(Records excerpted from a collection)
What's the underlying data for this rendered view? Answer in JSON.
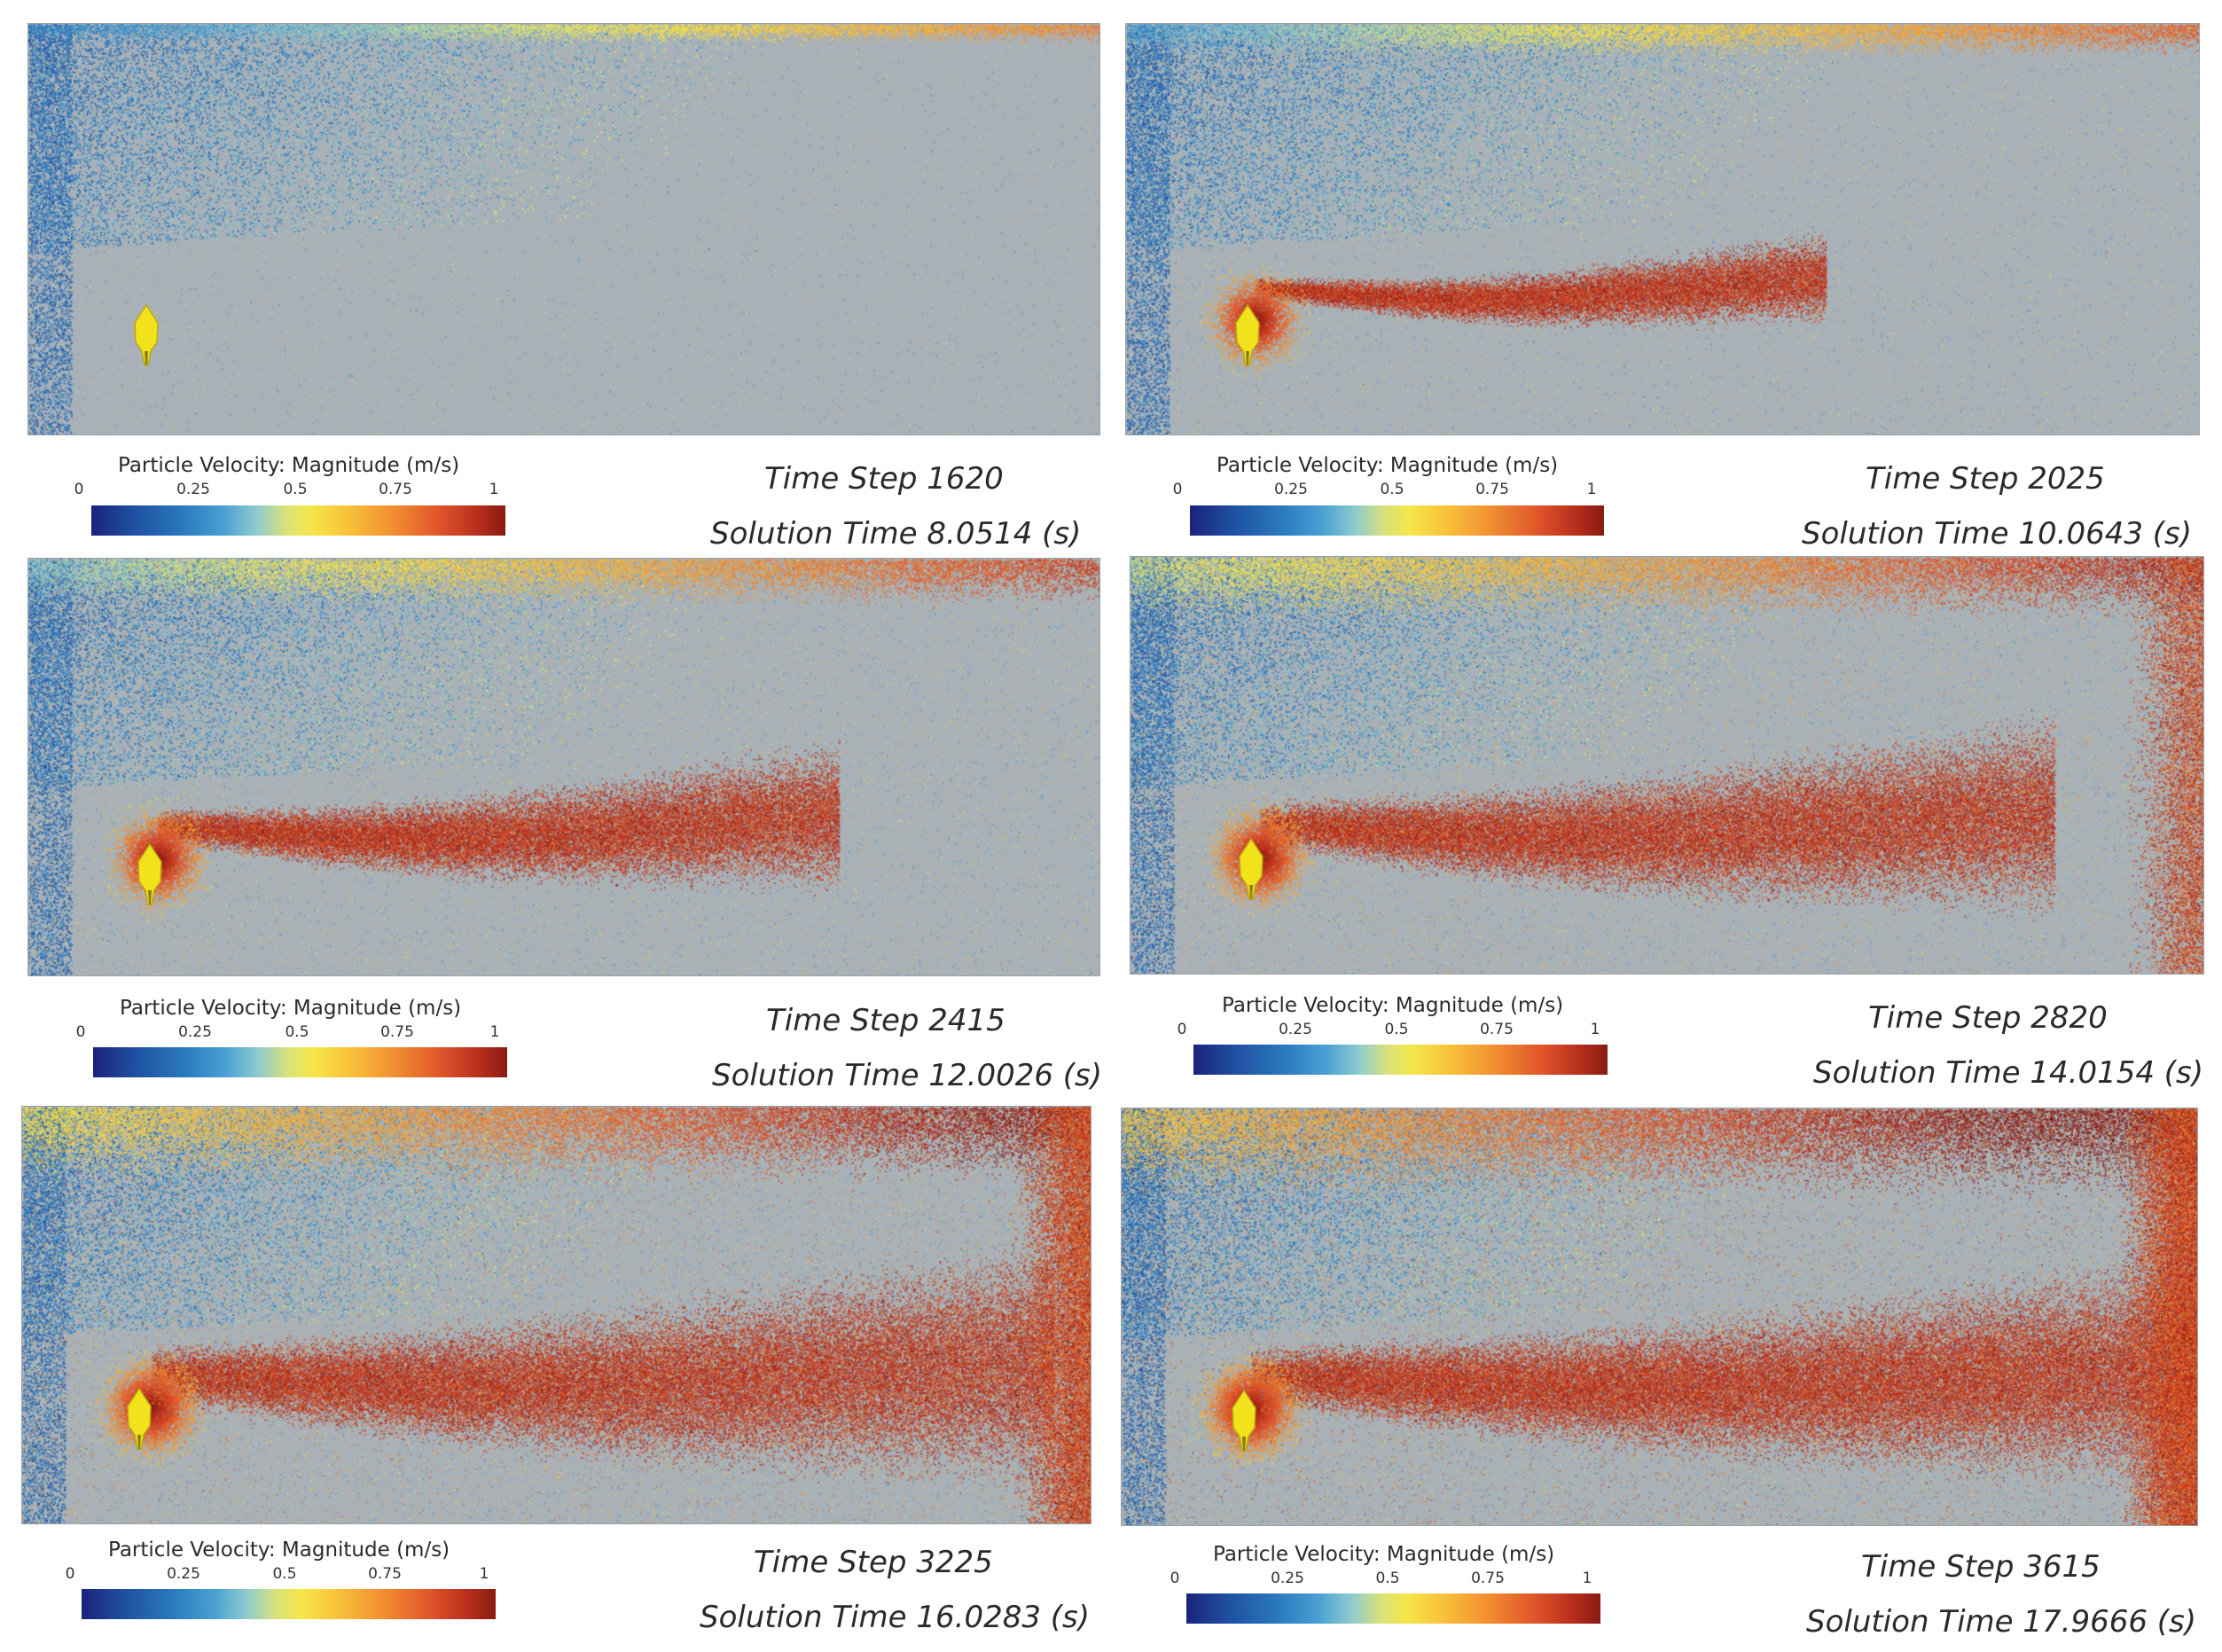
{
  "legend": {
    "title": "Particle Velocity: Magnitude (m/s)",
    "ticks": [
      "0",
      "0.25",
      "0.5",
      "0.75",
      "1"
    ]
  },
  "colors": {
    "background": "#a9b1b7",
    "particle": "#f2e21c",
    "low_velocity": "#1a237e",
    "high_velocity": "#8a1a12"
  },
  "panels": [
    {
      "time_step": "Time Step 1620",
      "solution_time": "Solution Time 8.0514 (s)",
      "development": 0.0
    },
    {
      "time_step": "Time Step 2025",
      "solution_time": "Solution Time 10.0643 (s)",
      "development": 0.2
    },
    {
      "time_step": "Time Step 2415",
      "solution_time": "Solution Time 12.0026 (s)",
      "development": 0.4
    },
    {
      "time_step": "Time Step 2820",
      "solution_time": "Solution Time 14.0154 (s)",
      "development": 0.6
    },
    {
      "time_step": "Time Step 3225",
      "solution_time": "Solution Time 16.0283 (s)",
      "development": 0.8
    },
    {
      "time_step": "Time Step 3615",
      "solution_time": "Solution Time 17.9666 (s)",
      "development": 1.0
    }
  ]
}
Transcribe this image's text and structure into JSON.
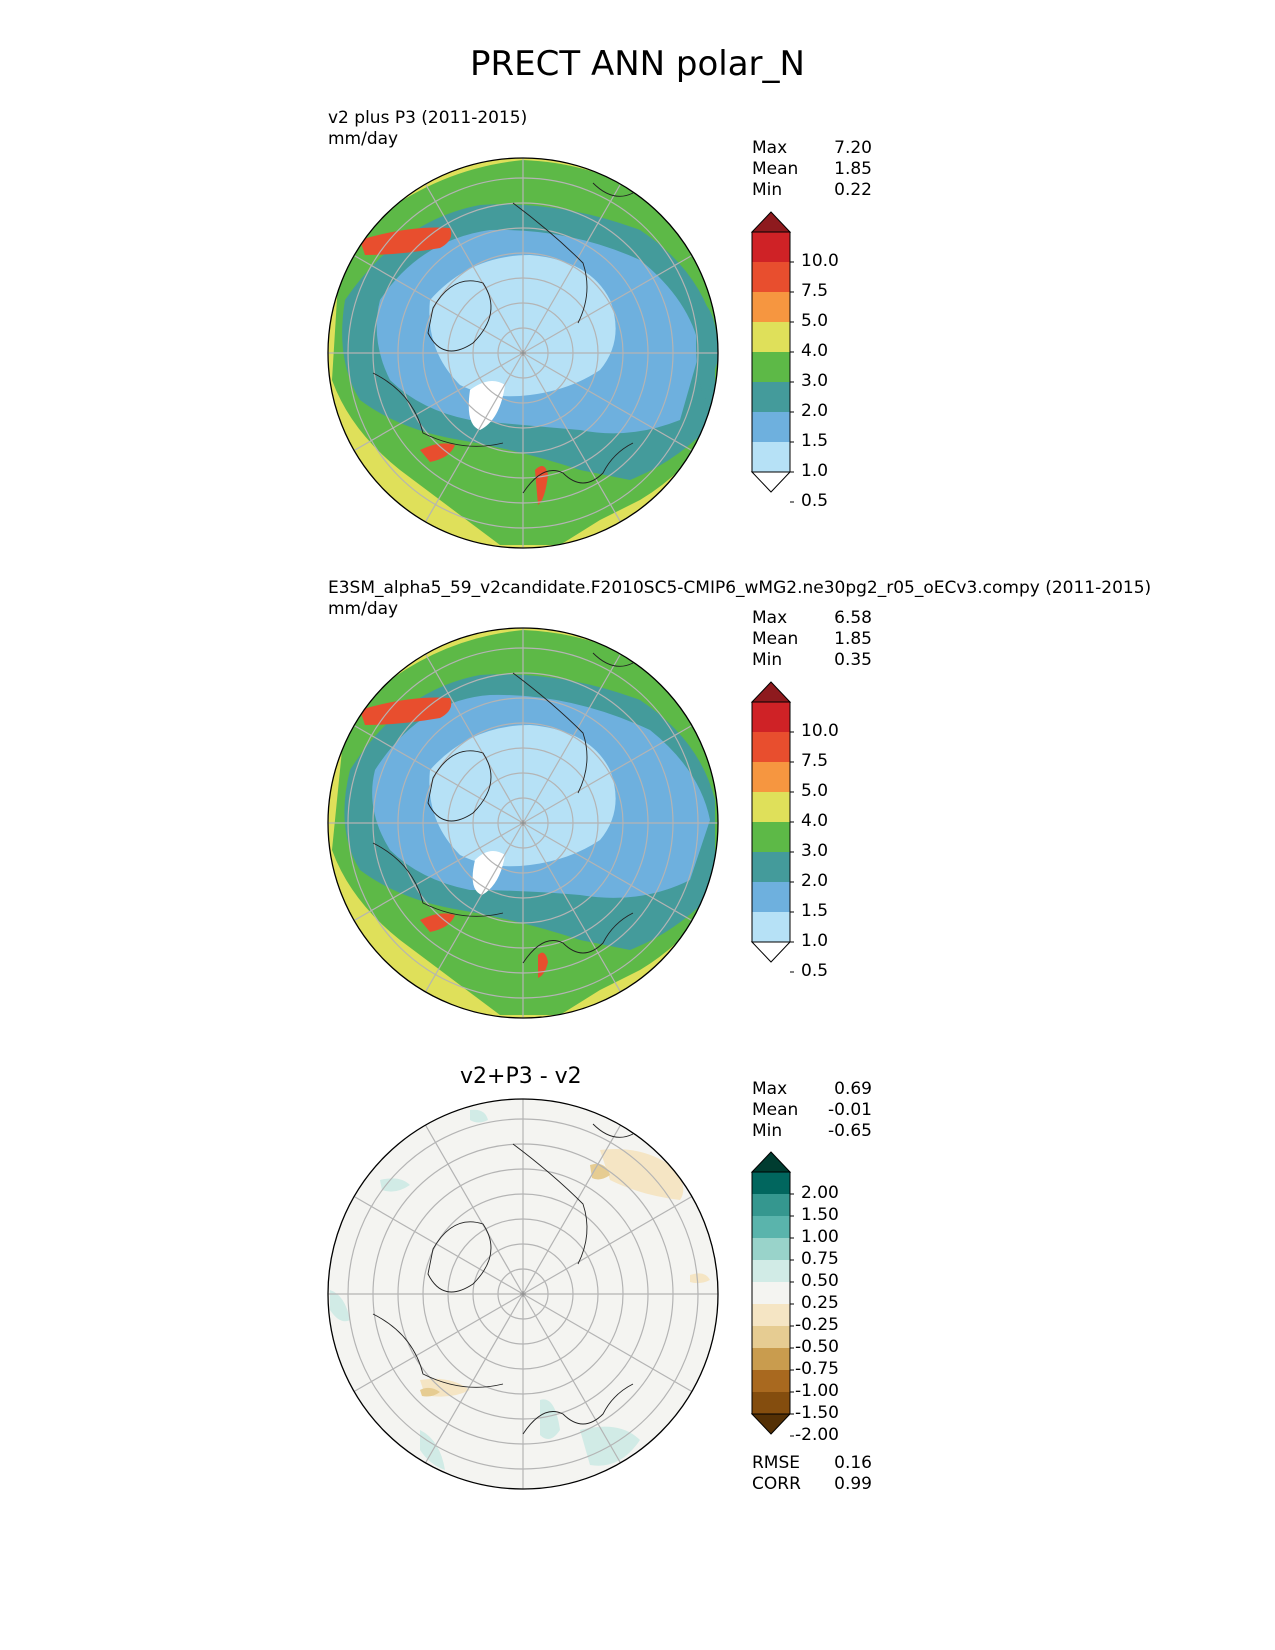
{
  "title": "PRECT ANN polar_N",
  "panels": [
    {
      "id": "test",
      "title_line1": "v2 plus P3 (2011-2015)",
      "title_line2": "mm/day",
      "stats": {
        "max_label": "Max",
        "max": "7.20",
        "mean_label": "Mean",
        "mean": "1.85",
        "min_label": "Min",
        "min": "0.22"
      },
      "colorbar": {
        "ticks": [
          "10.0",
          "7.5",
          "5.0",
          "4.0",
          "3.0",
          "2.0",
          "1.5",
          "1.0",
          "0.5"
        ],
        "colors": [
          "#8e1a1e",
          "#cf2226",
          "#e84e2e",
          "#f69640",
          "#dfe05a",
          "#5db947",
          "#449b9b",
          "#6eb0de",
          "#b6e1f6",
          "#ffffff"
        ]
      }
    },
    {
      "id": "ref",
      "title_line1": "E3SM_alpha5_59_v2candidate.F2010SC5-CMIP6_wMG2.ne30pg2_r05_oECv3.compy (2011-2015)",
      "title_line2": "mm/day",
      "stats": {
        "max_label": "Max",
        "max": "6.58",
        "mean_label": "Mean",
        "mean": "1.85",
        "min_label": "Min",
        "min": "0.35"
      },
      "colorbar": {
        "ticks": [
          "10.0",
          "7.5",
          "5.0",
          "4.0",
          "3.0",
          "2.0",
          "1.5",
          "1.0",
          "0.5"
        ],
        "colors": [
          "#8e1a1e",
          "#cf2226",
          "#e84e2e",
          "#f69640",
          "#dfe05a",
          "#5db947",
          "#449b9b",
          "#6eb0de",
          "#b6e1f6",
          "#ffffff"
        ]
      }
    },
    {
      "id": "diff",
      "title_center": "v2+P3 - v2",
      "stats": {
        "max_label": "Max",
        "max": "0.69",
        "mean_label": "Mean",
        "mean": "-0.01",
        "min_label": "Min",
        "min": "-0.65"
      },
      "colorbar": {
        "ticks": [
          "2.00",
          "1.50",
          "1.00",
          "0.75",
          "0.50",
          "0.25",
          "-0.25",
          "-0.50",
          "-0.75",
          "-1.00",
          "-1.50",
          "-2.00"
        ],
        "colors": [
          "#003c30",
          "#01665e",
          "#35978f",
          "#5ab4ac",
          "#99d3ca",
          "#d1ebe6",
          "#f4f4f1",
          "#f5e5c4",
          "#e6cc92",
          "#c99c4e",
          "#a9691f",
          "#844d0e",
          "#543005"
        ]
      },
      "rmse_label": "RMSE",
      "rmse": "0.16",
      "corr_label": "CORR",
      "corr": "0.99"
    }
  ],
  "chart_data": [
    {
      "type": "heatmap",
      "projection": "polar stereographic (north)",
      "title": "v2 plus P3 (2011-2015)",
      "units": "mm/day",
      "levels": [
        0.5,
        1.0,
        1.5,
        2.0,
        3.0,
        4.0,
        5.0,
        7.5,
        10.0
      ],
      "max": 7.2,
      "mean": 1.85,
      "min": 0.22
    },
    {
      "type": "heatmap",
      "projection": "polar stereographic (north)",
      "title": "E3SM_alpha5_59_v2candidate.F2010SC5-CMIP6_wMG2.ne30pg2_r05_oECv3.compy (2011-2015)",
      "units": "mm/day",
      "levels": [
        0.5,
        1.0,
        1.5,
        2.0,
        3.0,
        4.0,
        5.0,
        7.5,
        10.0
      ],
      "max": 6.58,
      "mean": 1.85,
      "min": 0.35
    },
    {
      "type": "heatmap",
      "projection": "polar stereographic (north)",
      "title": "v2+P3 - v2",
      "levels": [
        -2.0,
        -1.5,
        -1.0,
        -0.75,
        -0.5,
        -0.25,
        0.25,
        0.5,
        0.75,
        1.0,
        1.5,
        2.0
      ],
      "max": 0.69,
      "mean": -0.01,
      "min": -0.65,
      "rmse": 0.16,
      "corr": 0.99
    }
  ]
}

### Set problem
Extract every line of the data exactly; pictures stay out.

### The output
What's the underlying data for this rendered view? Answer in JSON.
{
  "legend": {
    "title": "Particle Velocity: Magnitude (m/s)",
    "ticks": [
      "0",
      "0.25",
      "0.5",
      "0.75",
      "1"
    ]
  },
  "colors": {
    "background": "#a9b1b7",
    "particle": "#f2e21c",
    "low_velocity": "#1a237e",
    "high_velocity": "#8a1a12"
  },
  "panels": [
    {
      "time_step": "Time Step 1620",
      "solution_time": "Solution Time 8.0514 (s)",
      "development": 0.0
    },
    {
      "time_step": "Time Step 2025",
      "solution_time": "Solution Time 10.0643 (s)",
      "development": 0.2
    },
    {
      "time_step": "Time Step 2415",
      "solution_time": "Solution Time 12.0026 (s)",
      "development": 0.4
    },
    {
      "time_step": "Time Step 2820",
      "solution_time": "Solution Time 14.0154 (s)",
      "development": 0.6
    },
    {
      "time_step": "Time Step 3225",
      "solution_time": "Solution Time 16.0283 (s)",
      "development": 0.8
    },
    {
      "time_step": "Time Step 3615",
      "solution_time": "Solution Time 17.9666 (s)",
      "development": 1.0
    }
  ]
}
Transcribe this image's text and structure into JSON.
{
  "title": "PRECT ANN polar_N",
  "panels": [
    {
      "id": "test",
      "title_line1": "v2 plus P3 (2011-2015)",
      "title_line2": "mm/day",
      "stats": {
        "max_label": "Max",
        "max": "7.20",
        "mean_label": "Mean",
        "mean": "1.85",
        "min_label": "Min",
        "min": "0.22"
      },
      "colorbar": {
        "ticks": [
          "10.0",
          "7.5",
          "5.0",
          "4.0",
          "3.0",
          "2.0",
          "1.5",
          "1.0",
          "0.5"
        ],
        "colors": [
          "#8e1a1e",
          "#cf2226",
          "#e84e2e",
          "#f69640",
          "#dfe05a",
          "#5db947",
          "#449b9b",
          "#6eb0de",
          "#b6e1f6",
          "#ffffff"
        ]
      }
    },
    {
      "id": "ref",
      "title_line1": "E3SM_alpha5_59_v2candidate.F2010SC5-CMIP6_wMG2.ne30pg2_r05_oECv3.compy (2011-2015)",
      "title_line2": "mm/day",
      "stats": {
        "max_label": "Max",
        "max": "6.58",
        "mean_label": "Mean",
        "mean": "1.85",
        "min_label": "Min",
        "min": "0.35"
      },
      "colorbar": {
        "ticks": [
          "10.0",
          "7.5",
          "5.0",
          "4.0",
          "3.0",
          "2.0",
          "1.5",
          "1.0",
          "0.5"
        ],
        "colors": [
          "#8e1a1e",
          "#cf2226",
          "#e84e2e",
          "#f69640",
          "#dfe05a",
          "#5db947",
          "#449b9b",
          "#6eb0de",
          "#b6e1f6",
          "#ffffff"
        ]
      }
    },
    {
      "id": "diff",
      "title_center": "v2+P3 - v2",
      "stats": {
        "max_label": "Max",
        "max": "0.69",
        "mean_label": "Mean",
        "mean": "-0.01",
        "min_label": "Min",
        "min": "-0.65"
      },
      "colorbar": {
        "ticks": [
          "2.00",
          "1.50",
          "1.00",
          "0.75",
          "0.50",
          "0.25",
          "-0.25",
          "-0.50",
          "-0.75",
          "-1.00",
          "-1.50",
          "-2.00"
        ],
        "colors": [
          "#003c30",
          "#01665e",
          "#35978f",
          "#5ab4ac",
          "#99d3ca",
          "#d1ebe6",
          "#f4f4f1",
          "#f5e5c4",
          "#e6cc92",
          "#c99c4e",
          "#a9691f",
          "#844d0e",
          "#543005"
        ]
      },
      "rmse_label": "RMSE",
      "rmse": "0.16",
      "corr_label": "CORR",
      "corr": "0.99"
    }
  ],
  "chart_data": [
    {
      "type": "heatmap",
      "projection": "polar stereographic (north)",
      "title": "v2 plus P3 (2011-2015)",
      "units": "mm/day",
      "levels": [
        0.5,
        1.0,
        1.5,
        2.0,
        3.0,
        4.0,
        5.0,
        7.5,
        10.0
      ],
      "max": 7.2,
      "mean": 1.85,
      "min": 0.22
    },
    {
      "type": "heatmap",
      "projection": "polar stereographic (north)",
      "title": "E3SM_alpha5_59_v2candidate.F2010SC5-CMIP6_wMG2.ne30pg2_r05_oECv3.compy (2011-2015)",
      "units": "mm/day",
      "levels": [
        0.5,
        1.0,
        1.5,
        2.0,
        3.0,
        4.0,
        5.0,
        7.5,
        10.0
      ],
      "max": 6.58,
      "mean": 1.85,
      "min": 0.35
    },
    {
      "type": "heatmap",
      "projection": "polar stereographic (north)",
      "title": "v2+P3 - v2",
      "levels": [
        -2.0,
        -1.5,
        -1.0,
        -0.75,
        -0.5,
        -0.25,
        0.25,
        0.5,
        0.75,
        1.0,
        1.5,
        2.0
      ],
      "max": 0.69,
      "mean": -0.01,
      "min": -0.65,
      "rmse": 0.16,
      "corr": 0.99
    }
  ]
}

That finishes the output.